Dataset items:

-- BEGIN --

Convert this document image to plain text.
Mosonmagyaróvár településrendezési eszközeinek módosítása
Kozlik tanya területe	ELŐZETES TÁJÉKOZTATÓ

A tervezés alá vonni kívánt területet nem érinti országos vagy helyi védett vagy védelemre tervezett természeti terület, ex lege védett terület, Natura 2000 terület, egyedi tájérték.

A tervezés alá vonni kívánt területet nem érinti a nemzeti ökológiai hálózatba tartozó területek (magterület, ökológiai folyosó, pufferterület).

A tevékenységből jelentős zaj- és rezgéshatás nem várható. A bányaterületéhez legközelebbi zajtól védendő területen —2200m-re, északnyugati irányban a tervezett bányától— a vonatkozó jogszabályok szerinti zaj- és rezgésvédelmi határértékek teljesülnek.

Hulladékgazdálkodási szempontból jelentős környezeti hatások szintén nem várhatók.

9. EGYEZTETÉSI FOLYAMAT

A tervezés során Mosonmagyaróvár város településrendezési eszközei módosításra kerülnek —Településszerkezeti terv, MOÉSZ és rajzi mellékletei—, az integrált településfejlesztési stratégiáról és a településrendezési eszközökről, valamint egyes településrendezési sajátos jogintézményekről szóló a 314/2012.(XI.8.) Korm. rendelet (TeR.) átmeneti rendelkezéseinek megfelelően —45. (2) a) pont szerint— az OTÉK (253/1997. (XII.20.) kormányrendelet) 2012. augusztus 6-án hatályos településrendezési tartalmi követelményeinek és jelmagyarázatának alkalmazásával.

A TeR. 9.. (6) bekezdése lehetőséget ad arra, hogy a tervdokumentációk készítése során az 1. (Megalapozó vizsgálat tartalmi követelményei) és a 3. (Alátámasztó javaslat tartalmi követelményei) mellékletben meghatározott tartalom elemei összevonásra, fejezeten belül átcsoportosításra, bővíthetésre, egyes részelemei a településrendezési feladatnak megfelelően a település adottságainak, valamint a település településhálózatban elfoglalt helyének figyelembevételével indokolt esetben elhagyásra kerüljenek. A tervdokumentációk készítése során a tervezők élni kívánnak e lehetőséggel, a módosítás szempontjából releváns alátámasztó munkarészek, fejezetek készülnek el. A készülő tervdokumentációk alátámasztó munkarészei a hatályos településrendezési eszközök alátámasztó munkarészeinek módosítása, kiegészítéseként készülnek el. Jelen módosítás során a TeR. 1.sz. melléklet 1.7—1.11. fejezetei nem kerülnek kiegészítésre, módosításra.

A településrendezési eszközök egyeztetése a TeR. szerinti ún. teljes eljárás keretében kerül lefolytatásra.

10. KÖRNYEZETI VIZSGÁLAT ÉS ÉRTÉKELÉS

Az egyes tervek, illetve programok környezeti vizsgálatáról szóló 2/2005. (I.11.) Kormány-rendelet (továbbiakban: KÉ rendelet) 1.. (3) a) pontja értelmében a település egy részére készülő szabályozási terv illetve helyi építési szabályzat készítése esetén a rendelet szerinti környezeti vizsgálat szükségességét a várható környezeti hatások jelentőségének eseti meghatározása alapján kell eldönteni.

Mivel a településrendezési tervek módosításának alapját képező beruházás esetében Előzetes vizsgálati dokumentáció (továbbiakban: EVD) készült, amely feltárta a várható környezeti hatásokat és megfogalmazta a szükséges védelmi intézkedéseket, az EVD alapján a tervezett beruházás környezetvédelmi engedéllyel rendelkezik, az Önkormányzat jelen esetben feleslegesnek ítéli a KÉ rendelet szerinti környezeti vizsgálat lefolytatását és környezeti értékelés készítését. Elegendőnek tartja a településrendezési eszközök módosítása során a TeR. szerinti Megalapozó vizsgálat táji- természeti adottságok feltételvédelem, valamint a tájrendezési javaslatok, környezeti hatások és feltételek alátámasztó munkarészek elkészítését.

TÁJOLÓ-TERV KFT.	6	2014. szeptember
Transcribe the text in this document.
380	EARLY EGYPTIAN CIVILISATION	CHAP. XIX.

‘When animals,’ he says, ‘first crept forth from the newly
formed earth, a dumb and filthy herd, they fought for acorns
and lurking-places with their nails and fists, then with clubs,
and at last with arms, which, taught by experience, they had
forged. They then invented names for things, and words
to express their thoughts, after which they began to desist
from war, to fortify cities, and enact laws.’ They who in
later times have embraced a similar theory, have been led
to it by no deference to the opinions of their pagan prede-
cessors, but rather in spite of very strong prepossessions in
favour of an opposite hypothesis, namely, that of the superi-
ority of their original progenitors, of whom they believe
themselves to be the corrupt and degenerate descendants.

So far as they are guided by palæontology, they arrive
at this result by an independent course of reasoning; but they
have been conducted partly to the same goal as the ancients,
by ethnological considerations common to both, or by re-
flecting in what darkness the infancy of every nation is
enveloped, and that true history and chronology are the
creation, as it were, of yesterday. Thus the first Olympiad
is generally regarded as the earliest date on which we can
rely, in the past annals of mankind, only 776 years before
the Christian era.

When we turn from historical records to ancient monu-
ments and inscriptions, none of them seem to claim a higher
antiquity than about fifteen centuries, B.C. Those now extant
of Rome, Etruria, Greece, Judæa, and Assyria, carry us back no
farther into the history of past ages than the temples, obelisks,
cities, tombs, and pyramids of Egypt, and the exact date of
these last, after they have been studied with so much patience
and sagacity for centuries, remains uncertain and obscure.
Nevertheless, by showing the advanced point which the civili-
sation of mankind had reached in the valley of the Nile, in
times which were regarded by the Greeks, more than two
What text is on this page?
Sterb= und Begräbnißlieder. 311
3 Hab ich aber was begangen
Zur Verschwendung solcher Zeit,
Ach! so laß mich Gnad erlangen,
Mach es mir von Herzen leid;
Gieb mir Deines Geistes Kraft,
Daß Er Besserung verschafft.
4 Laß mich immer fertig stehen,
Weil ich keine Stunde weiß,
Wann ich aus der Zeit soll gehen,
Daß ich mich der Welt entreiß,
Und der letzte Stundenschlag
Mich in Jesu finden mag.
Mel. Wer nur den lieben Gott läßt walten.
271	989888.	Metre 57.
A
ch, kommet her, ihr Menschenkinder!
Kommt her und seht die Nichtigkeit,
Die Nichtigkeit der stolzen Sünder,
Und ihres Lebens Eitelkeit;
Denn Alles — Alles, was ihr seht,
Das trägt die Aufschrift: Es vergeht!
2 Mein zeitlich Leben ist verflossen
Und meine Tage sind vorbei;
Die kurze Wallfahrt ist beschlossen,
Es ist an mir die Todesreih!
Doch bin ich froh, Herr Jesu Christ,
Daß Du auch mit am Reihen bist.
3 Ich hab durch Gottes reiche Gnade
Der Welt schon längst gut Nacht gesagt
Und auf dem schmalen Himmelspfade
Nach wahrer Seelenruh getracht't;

-- END --

(STATED GOAL):
Quote all of the entries exactly as they appear.

(THE RESULT):
Convert this document image to plain text.
Mosonmagyaróvár településrendezési eszközeinek módosítása
Kozlik tanya területe	ELŐZETES TÁJÉKOZTATÓ

A tervezés alá vonni kívánt területet nem érinti országos vagy helyi védett vagy védelemre tervezett természeti terület, ex lege védett terület, Natura 2000 terület, egyedi tájérték.

A tervezés alá vonni kívánt területet nem érinti a nemzeti ökológiai hálózatba tartozó területek (magterület, ökológiai folyosó, pufferterület).

A tevékenységből jelentős zaj- és rezgéshatás nem várható. A bányaterületéhez legközelebbi zajtól védendő területen —2200m-re, északnyugati irányban a tervezett bányától— a vonatkozó jogszabályok szerinti zaj- és rezgésvédelmi határértékek teljesülnek.

Hulladékgazdálkodási szempontból jelentős környezeti hatások szintén nem várhatók.

9. EGYEZTETÉSI FOLYAMAT

A tervezés során Mosonmagyaróvár város településrendezési eszközei módosításra kerülnek —Településszerkezeti terv, MOÉSZ és rajzi mellékletei—, az integrált településfejlesztési stratégiáról és a településrendezési eszközökről, valamint egyes településrendezési sajátos jogintézményekről szóló a 314/2012.(XI.8.) Korm. rendelet (TeR.) átmeneti rendelkezéseinek megfelelően —45. (2) a) pont szerint— az OTÉK (253/1997. (XII.20.) kormányrendelet) 2012. augusztus 6-án hatályos településrendezési tartalmi követelményeinek és jelmagyarázatának alkalmazásával.

A TeR. 9.. (6) bekezdése lehetőséget ad arra, hogy a tervdokumentációk készítése során az 1. (Megalapozó vizsgálat tartalmi követelményei) és a 3. (Alátámasztó javaslat tartalmi követelményei) mellékletben meghatározott tartalom elemei összevonásra, fejezeten belül átcsoportosításra, bővíthetésre, egyes részelemei a településrendezési feladatnak megfelelően a település adottságainak, valamint a település településhálózatban elfoglalt helyének figyelembevételével indokolt esetben elhagyásra kerüljenek. A tervdokumentációk készítése során a tervezők élni kívánnak e lehetőséggel, a módosítás szempontjából releváns alátámasztó munkarészek, fejezetek készülnek el. A készülő tervdokumentációk alátámasztó munkarészei a hatályos településrendezési eszközök alátámasztó munkarészeinek módosítása, kiegészítéseként készülnek el. Jelen módosítás során a TeR. 1.sz. melléklet 1.7—1.11. fejezetei nem kerülnek kiegészítésre, módosításra.

A településrendezési eszközök egyeztetése a TeR. szerinti ún. teljes eljárás keretében kerül lefolytatásra.

10. KÖRNYEZETI VIZSGÁLAT ÉS ÉRTÉKELÉS

Az egyes tervek, illetve programok környezeti vizsgálatáról szóló 2/2005. (I.11.) Kormány-rendelet (továbbiakban: KÉ rendelet) 1.. (3) a) pontja értelmében a település egy részére készülő szabályozási terv illetve helyi építési szabályzat készítése esetén a rendelet szerinti környezeti vizsgálat szükségességét a várható környezeti hatások jelentőségének eseti meghatározása alapján kell eldönteni.

Mivel a településrendezési tervek módosításának alapját képező beruházás esetében Előzetes vizsgálati dokumentáció (továbbiakban: EVD) készült, amely feltárta a várható környezeti hatásokat és megfogalmazta a szükséges védelmi intézkedéseket, az EVD alapján a tervezett beruházás környezetvédelmi engedéllyel rendelkezik, az Önkormányzat jelen esetben feleslegesnek ítéli a KÉ rendelet szerinti környezeti vizsgálat lefolytatását és környezeti értékelés készítését. Elegendőnek tartja a településrendezési eszközök módosítása során a TeR. szerinti Megalapozó vizsgálat táji- természeti adottságok feltételvédelem, valamint a tájrendezési javaslatok, környezeti hatások és feltételek alátámasztó munkarészek elkészítését.

TÁJOLÓ-TERV KFT.	6	2014. szeptember
Transcribe the text in this document.
380	EARLY EGYPTIAN CIVILISATION	CHAP. XIX.

‘When animals,’ he says, ‘first crept forth from the newly
formed earth, a dumb and filthy herd, they fought for acorns
and lurking-places with their nails and fists, then with clubs,
and at last with arms, which, taught by experience, they had
forged. They then invented names for things, and words
to express their thoughts, after which they began to desist
from war, to fortify cities, and enact laws.’ They who in
later times have embraced a similar theory, have been led
to it by no deference to the opinions of their pagan prede-
cessors, but rather in spite of very strong prepossessions in
favour of an opposite hypothesis, namely, that of the superi-
ority of their original progenitors, of whom they believe
themselves to be the corrupt and degenerate descendants.

So far as they are guided by palæontology, they arrive
at this result by an independent course of reasoning; but they
have been conducted partly to the same goal as the ancients,
by ethnological considerations common to both, or by re-
flecting in what darkness the infancy of every nation is
enveloped, and that true history and chronology are the
creation, as it were, of yesterday. Thus the first Olympiad
is generally regarded as the earliest date on which we can
rely, in the past annals of mankind, only 776 years before
the Christian era.

When we turn from historical records to ancient monu-
ments and inscriptions, none of them seem to claim a higher
antiquity than about fifteen centuries, B.C. Those now extant
of Rome, Etruria, Greece, Judæa, and Assyria, carry us back no
farther into the history of past ages than the temples, obelisks,
cities, tombs, and pyramids of Egypt, and the exact date of
these last, after they have been studied with so much patience
and sagacity for centuries, remains uncertain and obscure.
Nevertheless, by showing the advanced point which the civili-
sation of mankind had reached in the valley of the Nile, in
times which were regarded by the Greeks, more than two
What text is on this page?
Sterb= und Begräbnißlieder. 311
3 Hab ich aber was begangen
Zur Verschwendung solcher Zeit,
Ach! so laß mich Gnad erlangen,
Mach es mir von Herzen leid;
Gieb mir Deines Geistes Kraft,
Daß Er Besserung verschafft.
4 Laß mich immer fertig stehen,
Weil ich keine Stunde weiß,
Wann ich aus der Zeit soll gehen,
Daß ich mich der Welt entreiß,
Und der letzte Stundenschlag
Mich in Jesu finden mag.
Mel. Wer nur den lieben Gott läßt walten.
271	989888.	Metre 57.
A
ch, kommet her, ihr Menschenkinder!
Kommt her und seht die Nichtigkeit,
Die Nichtigkeit der stolzen Sünder,
Und ihres Lebens Eitelkeit;
Denn Alles — Alles, was ihr seht,
Das trägt die Aufschrift: Es vergeht!
2 Mein zeitlich Leben ist verflossen
Und meine Tage sind vorbei;
Die kurze Wallfahrt ist beschlossen,
Es ist an mir die Todesreih!
Doch bin ich froh, Herr Jesu Christ,
Daß Du auch mit am Reihen bist.
3 Ich hab durch Gottes reiche Gnade
Der Welt schon längst gut Nacht gesagt
Und auf dem schmalen Himmelspfade
Nach wahrer Seelenruh getracht't;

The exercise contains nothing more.